WHAT IS REQUIRED: Gather every line holding the string "thru".

DATA PROVIDED:
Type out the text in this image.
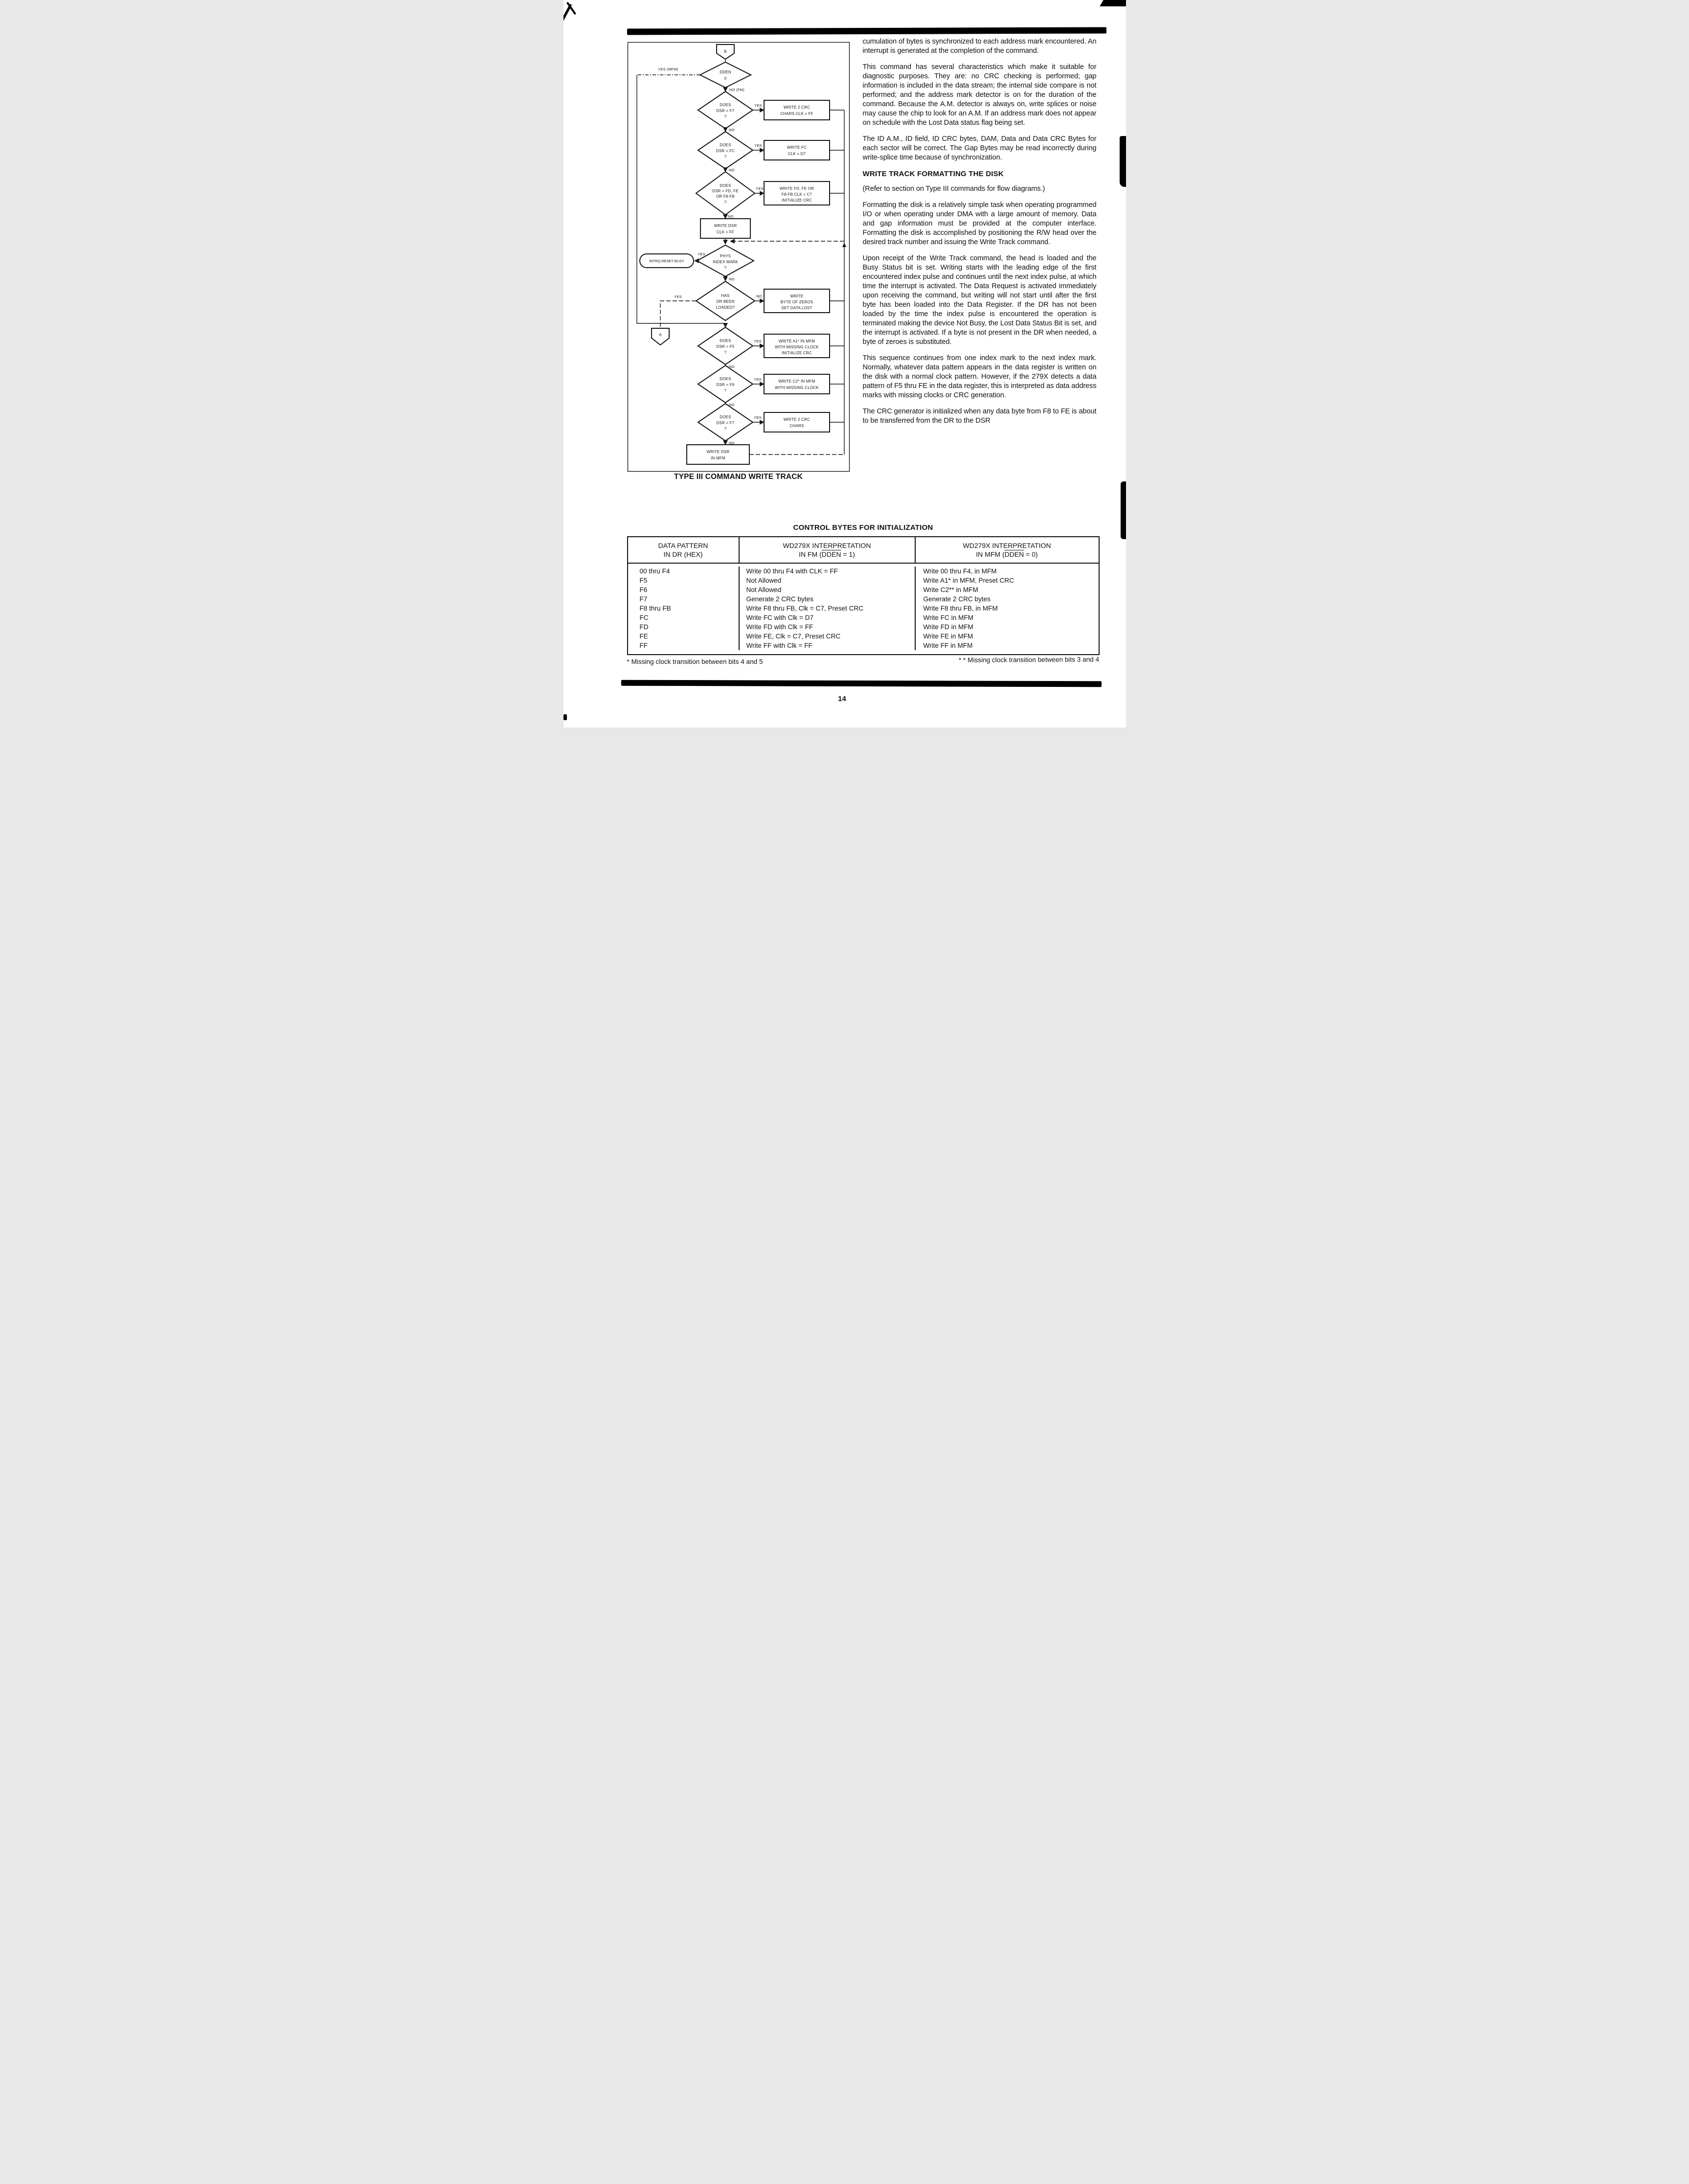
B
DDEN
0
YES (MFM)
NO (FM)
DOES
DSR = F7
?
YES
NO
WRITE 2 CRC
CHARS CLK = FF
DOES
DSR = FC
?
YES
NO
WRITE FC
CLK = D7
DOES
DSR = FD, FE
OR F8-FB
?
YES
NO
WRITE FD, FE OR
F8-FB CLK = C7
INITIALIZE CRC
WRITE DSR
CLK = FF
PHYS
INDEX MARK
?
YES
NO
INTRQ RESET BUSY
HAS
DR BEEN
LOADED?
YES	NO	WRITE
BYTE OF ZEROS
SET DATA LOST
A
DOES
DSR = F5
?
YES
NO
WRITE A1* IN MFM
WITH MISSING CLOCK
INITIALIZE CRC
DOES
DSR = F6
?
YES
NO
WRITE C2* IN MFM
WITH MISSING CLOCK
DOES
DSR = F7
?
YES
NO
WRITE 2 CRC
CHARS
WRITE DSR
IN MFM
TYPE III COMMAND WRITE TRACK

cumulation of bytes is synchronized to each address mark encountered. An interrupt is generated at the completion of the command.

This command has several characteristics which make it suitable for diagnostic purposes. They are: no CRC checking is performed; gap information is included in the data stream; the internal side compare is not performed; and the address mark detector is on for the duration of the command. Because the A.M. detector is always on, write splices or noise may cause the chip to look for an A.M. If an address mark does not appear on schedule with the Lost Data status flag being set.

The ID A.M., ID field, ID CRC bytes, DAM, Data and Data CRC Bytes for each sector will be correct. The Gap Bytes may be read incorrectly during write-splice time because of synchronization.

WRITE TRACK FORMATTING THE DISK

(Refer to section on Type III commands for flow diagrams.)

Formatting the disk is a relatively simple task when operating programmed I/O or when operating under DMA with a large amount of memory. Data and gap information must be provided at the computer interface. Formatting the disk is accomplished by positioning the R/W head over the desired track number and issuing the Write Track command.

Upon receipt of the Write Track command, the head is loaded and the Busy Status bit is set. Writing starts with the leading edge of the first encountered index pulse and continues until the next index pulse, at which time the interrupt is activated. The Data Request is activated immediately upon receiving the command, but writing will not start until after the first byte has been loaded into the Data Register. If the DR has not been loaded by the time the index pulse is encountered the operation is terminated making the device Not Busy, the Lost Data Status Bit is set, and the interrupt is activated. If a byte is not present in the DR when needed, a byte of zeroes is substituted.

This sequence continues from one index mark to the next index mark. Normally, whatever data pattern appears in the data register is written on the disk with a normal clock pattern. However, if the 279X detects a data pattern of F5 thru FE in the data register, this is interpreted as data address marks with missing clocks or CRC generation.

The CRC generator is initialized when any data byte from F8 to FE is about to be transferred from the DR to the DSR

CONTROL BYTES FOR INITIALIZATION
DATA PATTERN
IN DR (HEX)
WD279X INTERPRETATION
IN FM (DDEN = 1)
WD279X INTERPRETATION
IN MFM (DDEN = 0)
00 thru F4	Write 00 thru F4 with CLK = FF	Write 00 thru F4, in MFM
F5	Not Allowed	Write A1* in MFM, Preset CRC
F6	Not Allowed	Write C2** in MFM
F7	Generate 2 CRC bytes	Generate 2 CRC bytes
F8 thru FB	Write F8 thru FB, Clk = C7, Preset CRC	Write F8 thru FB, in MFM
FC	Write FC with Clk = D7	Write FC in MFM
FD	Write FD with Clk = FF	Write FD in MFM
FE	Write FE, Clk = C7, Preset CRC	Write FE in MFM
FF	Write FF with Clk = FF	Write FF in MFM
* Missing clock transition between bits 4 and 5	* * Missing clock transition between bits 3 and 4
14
--
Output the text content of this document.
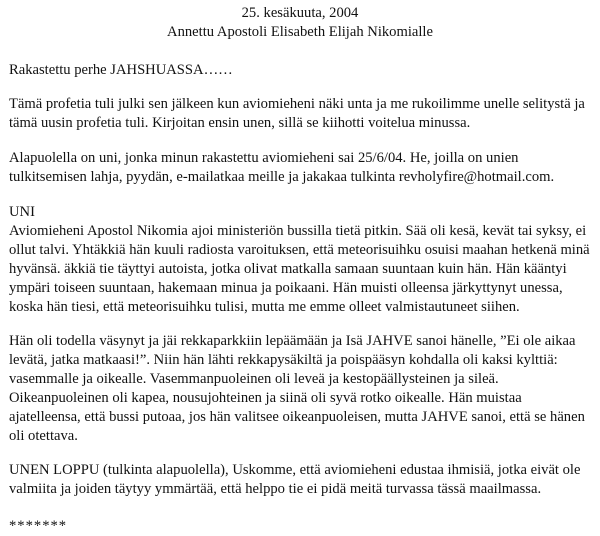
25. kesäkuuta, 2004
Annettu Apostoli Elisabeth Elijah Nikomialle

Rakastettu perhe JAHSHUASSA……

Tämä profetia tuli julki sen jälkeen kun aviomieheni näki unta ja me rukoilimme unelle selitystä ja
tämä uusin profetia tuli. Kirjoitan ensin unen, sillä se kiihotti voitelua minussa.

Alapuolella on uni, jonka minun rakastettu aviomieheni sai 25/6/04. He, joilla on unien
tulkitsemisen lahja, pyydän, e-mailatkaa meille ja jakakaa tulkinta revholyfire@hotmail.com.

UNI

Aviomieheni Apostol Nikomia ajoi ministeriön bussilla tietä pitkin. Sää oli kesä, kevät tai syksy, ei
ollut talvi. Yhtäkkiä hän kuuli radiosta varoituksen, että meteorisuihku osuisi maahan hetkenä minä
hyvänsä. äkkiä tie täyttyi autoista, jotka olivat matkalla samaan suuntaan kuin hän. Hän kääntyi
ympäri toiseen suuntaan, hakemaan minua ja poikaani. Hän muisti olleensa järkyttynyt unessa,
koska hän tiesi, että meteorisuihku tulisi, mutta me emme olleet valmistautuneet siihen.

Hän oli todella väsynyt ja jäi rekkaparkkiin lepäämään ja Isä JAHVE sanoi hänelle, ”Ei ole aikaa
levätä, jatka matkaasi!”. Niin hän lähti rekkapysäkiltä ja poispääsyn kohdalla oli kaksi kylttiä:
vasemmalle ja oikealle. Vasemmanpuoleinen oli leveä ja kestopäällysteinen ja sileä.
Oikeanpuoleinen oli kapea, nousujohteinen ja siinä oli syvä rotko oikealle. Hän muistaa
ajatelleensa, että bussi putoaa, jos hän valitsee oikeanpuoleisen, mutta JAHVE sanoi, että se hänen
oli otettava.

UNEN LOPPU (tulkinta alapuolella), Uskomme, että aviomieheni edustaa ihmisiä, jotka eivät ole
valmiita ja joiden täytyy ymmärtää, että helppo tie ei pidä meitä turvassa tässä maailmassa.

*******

OUTPUT FOR THIS EXERCISE:
This sequence continues from one index mark to the next index mark. Normally, whatever data pattern appears in the data register is written on the disk with a normal clock pattern. However, if the 279X detects a data pattern of F5 thru FE in the data register, this is interpreted as data address marks with missing clocks or CRC generation.
00 thru F4	Write 00 thru F4 with CLK = FF	Write 00 thru F4, in MFM
F8 thru FB	Write F8 thru FB, Clk = C7, Preset CRC	Write F8 thru FB, in MFM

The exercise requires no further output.